- [Supplied material]
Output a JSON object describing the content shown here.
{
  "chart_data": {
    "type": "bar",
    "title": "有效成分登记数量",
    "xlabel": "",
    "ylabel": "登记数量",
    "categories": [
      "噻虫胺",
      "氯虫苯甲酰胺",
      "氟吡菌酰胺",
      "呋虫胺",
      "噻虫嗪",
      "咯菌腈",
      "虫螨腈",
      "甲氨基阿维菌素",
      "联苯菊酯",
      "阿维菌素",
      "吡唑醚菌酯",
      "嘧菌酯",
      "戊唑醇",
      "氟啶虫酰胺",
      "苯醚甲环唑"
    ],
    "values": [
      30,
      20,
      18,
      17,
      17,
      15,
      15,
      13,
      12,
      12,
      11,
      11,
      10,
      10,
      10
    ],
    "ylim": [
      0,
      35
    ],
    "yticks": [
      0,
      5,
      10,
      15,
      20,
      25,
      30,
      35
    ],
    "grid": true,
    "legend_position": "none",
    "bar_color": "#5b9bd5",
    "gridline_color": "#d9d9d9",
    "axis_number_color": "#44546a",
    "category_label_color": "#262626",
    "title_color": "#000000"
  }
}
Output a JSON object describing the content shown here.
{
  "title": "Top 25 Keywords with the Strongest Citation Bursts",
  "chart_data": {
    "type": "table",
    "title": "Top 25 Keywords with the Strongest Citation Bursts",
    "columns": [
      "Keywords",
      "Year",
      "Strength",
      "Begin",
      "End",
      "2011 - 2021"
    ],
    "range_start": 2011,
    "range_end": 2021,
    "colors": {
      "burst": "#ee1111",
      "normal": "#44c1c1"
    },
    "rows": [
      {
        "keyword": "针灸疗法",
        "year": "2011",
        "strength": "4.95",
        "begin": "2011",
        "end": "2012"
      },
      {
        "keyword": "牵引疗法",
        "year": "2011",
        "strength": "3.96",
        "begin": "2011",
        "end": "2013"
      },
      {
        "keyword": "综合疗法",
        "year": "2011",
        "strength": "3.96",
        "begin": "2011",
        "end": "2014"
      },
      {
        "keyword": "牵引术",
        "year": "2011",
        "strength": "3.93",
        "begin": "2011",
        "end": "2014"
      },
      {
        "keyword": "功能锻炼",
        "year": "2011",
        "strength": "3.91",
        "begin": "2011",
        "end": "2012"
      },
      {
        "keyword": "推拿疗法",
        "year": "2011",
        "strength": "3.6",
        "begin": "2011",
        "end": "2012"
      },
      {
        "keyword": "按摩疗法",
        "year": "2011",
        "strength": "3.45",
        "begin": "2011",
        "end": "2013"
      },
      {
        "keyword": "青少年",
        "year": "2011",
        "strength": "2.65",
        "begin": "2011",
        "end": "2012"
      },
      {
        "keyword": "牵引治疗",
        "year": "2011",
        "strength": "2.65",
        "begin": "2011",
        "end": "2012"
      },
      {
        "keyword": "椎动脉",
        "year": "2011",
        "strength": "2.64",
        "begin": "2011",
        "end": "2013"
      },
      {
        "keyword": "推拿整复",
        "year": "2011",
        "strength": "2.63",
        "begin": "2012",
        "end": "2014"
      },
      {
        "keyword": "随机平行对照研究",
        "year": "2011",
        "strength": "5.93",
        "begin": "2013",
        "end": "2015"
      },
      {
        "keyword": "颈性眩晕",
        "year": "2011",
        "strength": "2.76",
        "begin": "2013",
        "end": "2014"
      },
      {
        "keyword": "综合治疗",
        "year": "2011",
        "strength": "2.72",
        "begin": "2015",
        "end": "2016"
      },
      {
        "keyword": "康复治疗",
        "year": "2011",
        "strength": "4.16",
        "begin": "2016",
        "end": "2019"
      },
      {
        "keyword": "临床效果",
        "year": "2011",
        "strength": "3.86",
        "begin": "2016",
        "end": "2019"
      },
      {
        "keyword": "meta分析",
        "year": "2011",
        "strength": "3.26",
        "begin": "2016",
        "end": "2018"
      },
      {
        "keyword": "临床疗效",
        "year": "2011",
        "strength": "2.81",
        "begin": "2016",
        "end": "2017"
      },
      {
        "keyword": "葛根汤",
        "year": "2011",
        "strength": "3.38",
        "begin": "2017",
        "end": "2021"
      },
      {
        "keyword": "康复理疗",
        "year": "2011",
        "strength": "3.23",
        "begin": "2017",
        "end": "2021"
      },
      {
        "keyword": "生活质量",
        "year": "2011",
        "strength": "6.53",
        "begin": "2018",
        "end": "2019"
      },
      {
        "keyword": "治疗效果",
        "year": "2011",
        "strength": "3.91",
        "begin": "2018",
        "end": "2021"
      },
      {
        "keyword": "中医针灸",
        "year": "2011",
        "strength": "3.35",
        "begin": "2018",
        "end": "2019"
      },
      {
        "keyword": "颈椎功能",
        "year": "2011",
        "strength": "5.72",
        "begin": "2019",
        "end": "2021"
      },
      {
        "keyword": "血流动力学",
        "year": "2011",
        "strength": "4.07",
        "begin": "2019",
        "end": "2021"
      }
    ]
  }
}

- [Exercise description] Take the lines above and retype all of them exactly.

- [Worked solution]
Output a JSON object describing the content shown here.
{
  "chart_data": {
    "type": "bar",
    "title": "有效成分登记数量",
    "xlabel": "",
    "ylabel": "登记数量",
    "categories": [
      "噻虫胺",
      "氯虫苯甲酰胺",
      "氟吡菌酰胺",
      "呋虫胺",
      "噻虫嗪",
      "咯菌腈",
      "虫螨腈",
      "甲氨基阿维菌素",
      "联苯菊酯",
      "阿维菌素",
      "吡唑醚菌酯",
      "嘧菌酯",
      "戊唑醇",
      "氟啶虫酰胺",
      "苯醚甲环唑"
    ],
    "values": [
      30,
      20,
      18,
      17,
      17,
      15,
      15,
      13,
      12,
      12,
      11,
      11,
      10,
      10,
      10
    ],
    "ylim": [
      0,
      35
    ],
    "yticks": [
      0,
      5,
      10,
      15,
      20,
      25,
      30,
      35
    ],
    "grid": true,
    "legend_position": "none",
    "bar_color": "#5b9bd5",
    "gridline_color": "#d9d9d9",
    "axis_number_color": "#44546a",
    "category_label_color": "#262626",
    "title_color": "#000000"
  }
}
Output a JSON object describing the content shown here.
{
  "title": "Top 25 Keywords with the Strongest Citation Bursts",
  "chart_data": {
    "type": "table",
    "title": "Top 25 Keywords with the Strongest Citation Bursts",
    "columns": [
      "Keywords",
      "Year",
      "Strength",
      "Begin",
      "End",
      "2011 - 2021"
    ],
    "range_start": 2011,
    "range_end": 2021,
    "colors": {
      "burst": "#ee1111",
      "normal": "#44c1c1"
    },
    "rows": [
      {
        "keyword": "针灸疗法",
        "year": "2011",
        "strength": "4.95",
        "begin": "2011",
        "end": "2012"
      },
      {
        "keyword": "牵引疗法",
        "year": "2011",
        "strength": "3.96",
        "begin": "2011",
        "end": "2013"
      },
      {
        "keyword": "综合疗法",
        "year": "2011",
        "strength": "3.96",
        "begin": "2011",
        "end": "2014"
      },
      {
        "keyword": "牵引术",
        "year": "2011",
        "strength": "3.93",
        "begin": "2011",
        "end": "2014"
      },
      {
        "keyword": "功能锻炼",
        "year": "2011",
        "strength": "3.91",
        "begin": "2011",
        "end": "2012"
      },
      {
        "keyword": "推拿疗法",
        "year": "2011",
        "strength": "3.6",
        "begin": "2011",
        "end": "2012"
      },
      {
        "keyword": "按摩疗法",
        "year": "2011",
        "strength": "3.45",
        "begin": "2011",
        "end": "2013"
      },
      {
        "keyword": "青少年",
        "year": "2011",
        "strength": "2.65",
        "begin": "2011",
        "end": "2012"
      },
      {
        "keyword": "牵引治疗",
        "year": "2011",
        "strength": "2.65",
        "begin": "2011",
        "end": "2012"
      },
      {
        "keyword": "椎动脉",
        "year": "2011",
        "strength": "2.64",
        "begin": "2011",
        "end": "2013"
      },
      {
        "keyword": "推拿整复",
        "year": "2011",
        "strength": "2.63",
        "begin": "2012",
        "end": "2014"
      },
      {
        "keyword": "随机平行对照研究",
        "year": "2011",
        "strength": "5.93",
        "begin": "2013",
        "end": "2015"
      },
      {
        "keyword": "颈性眩晕",
        "year": "2011",
        "strength": "2.76",
        "begin": "2013",
        "end": "2014"
      },
      {
        "keyword": "综合治疗",
        "year": "2011",
        "strength": "2.72",
        "begin": "2015",
        "end": "2016"
      },
      {
        "keyword": "康复治疗",
        "year": "2011",
        "strength": "4.16",
        "begin": "2016",
        "end": "2019"
      },
      {
        "keyword": "临床效果",
        "year": "2011",
        "strength": "3.86",
        "begin": "2016",
        "end": "2019"
      },
      {
        "keyword": "meta分析",
        "year": "2011",
        "strength": "3.26",
        "begin": "2016",
        "end": "2018"
      },
      {
        "keyword": "临床疗效",
        "year": "2011",
        "strength": "2.81",
        "begin": "2016",
        "end": "2017"
      },
      {
        "keyword": "葛根汤",
        "year": "2011",
        "strength": "3.38",
        "begin": "2017",
        "end": "2021"
      },
      {
        "keyword": "康复理疗",
        "year": "2011",
        "strength": "3.23",
        "begin": "2017",
        "end": "2021"
      },
      {
        "keyword": "生活质量",
        "year": "2011",
        "strength": "6.53",
        "begin": "2018",
        "end": "2019"
      },
      {
        "keyword": "治疗效果",
        "year": "2011",
        "strength": "3.91",
        "begin": "2018",
        "end": "2021"
      },
      {
        "keyword": "中医针灸",
        "year": "2011",
        "strength": "3.35",
        "begin": "2018",
        "end": "2019"
      },
      {
        "keyword": "颈椎功能",
        "year": "2011",
        "strength": "5.72",
        "begin": "2019",
        "end": "2021"
      },
      {
        "keyword": "血流动力学",
        "year": "2011",
        "strength": "4.07",
        "begin": "2019",
        "end": "2021"
      }
    ]
  }
}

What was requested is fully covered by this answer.